▶ Work instructions
Your task is to output the entries below word for word.

▶ Given data
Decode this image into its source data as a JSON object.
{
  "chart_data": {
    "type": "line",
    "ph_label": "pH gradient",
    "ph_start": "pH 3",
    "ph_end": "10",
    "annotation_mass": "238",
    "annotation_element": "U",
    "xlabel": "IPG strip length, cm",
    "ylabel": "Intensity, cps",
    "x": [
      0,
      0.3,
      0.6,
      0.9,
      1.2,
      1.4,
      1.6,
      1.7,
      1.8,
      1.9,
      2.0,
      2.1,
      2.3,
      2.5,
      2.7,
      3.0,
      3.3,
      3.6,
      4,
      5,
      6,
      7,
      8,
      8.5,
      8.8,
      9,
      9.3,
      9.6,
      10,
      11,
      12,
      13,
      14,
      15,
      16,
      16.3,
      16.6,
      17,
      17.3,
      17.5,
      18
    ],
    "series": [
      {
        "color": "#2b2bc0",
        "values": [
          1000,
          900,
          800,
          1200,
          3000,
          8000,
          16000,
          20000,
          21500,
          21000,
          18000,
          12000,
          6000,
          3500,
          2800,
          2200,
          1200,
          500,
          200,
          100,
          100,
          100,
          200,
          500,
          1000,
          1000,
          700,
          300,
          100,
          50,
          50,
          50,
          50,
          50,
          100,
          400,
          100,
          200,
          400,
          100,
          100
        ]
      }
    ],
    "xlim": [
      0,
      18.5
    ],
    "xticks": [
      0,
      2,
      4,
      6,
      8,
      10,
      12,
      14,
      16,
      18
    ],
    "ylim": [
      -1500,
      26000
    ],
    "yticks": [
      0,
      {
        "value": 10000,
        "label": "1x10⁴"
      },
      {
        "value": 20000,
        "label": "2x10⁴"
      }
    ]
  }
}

▶ The result
Decode this image into its source data as a JSON object.
{
  "chart_data": {
    "type": "line",
    "ph_label": "pH gradient",
    "ph_start": "pH 3",
    "ph_end": "10",
    "annotation_mass": "238",
    "annotation_element": "U",
    "xlabel": "IPG strip length, cm",
    "ylabel": "Intensity, cps",
    "x": [
      0,
      0.3,
      0.6,
      0.9,
      1.2,
      1.4,
      1.6,
      1.7,
      1.8,
      1.9,
      2.0,
      2.1,
      2.3,
      2.5,
      2.7,
      3.0,
      3.3,
      3.6,
      4,
      5,
      6,
      7,
      8,
      8.5,
      8.8,
      9,
      9.3,
      9.6,
      10,
      11,
      12,
      13,
      14,
      15,
      16,
      16.3,
      16.6,
      17,
      17.3,
      17.5,
      18
    ],
    "series": [
      {
        "color": "#2b2bc0",
        "values": [
          1000,
          900,
          800,
          1200,
          3000,
          8000,
          16000,
          20000,
          21500,
          21000,
          18000,
          12000,
          6000,
          3500,
          2800,
          2200,
          1200,
          500,
          200,
          100,
          100,
          100,
          200,
          500,
          1000,
          1000,
          700,
          300,
          100,
          50,
          50,
          50,
          50,
          50,
          100,
          400,
          100,
          200,
          400,
          100,
          100
        ]
      }
    ],
    "xlim": [
      0,
      18.5
    ],
    "xticks": [
      0,
      2,
      4,
      6,
      8,
      10,
      12,
      14,
      16,
      18
    ],
    "ylim": [
      -1500,
      26000
    ],
    "yticks": [
      0,
      {
        "value": 10000,
        "label": "1x10⁴"
      },
      {
        "value": 20000,
        "label": "2x10⁴"
      }
    ]
  }
}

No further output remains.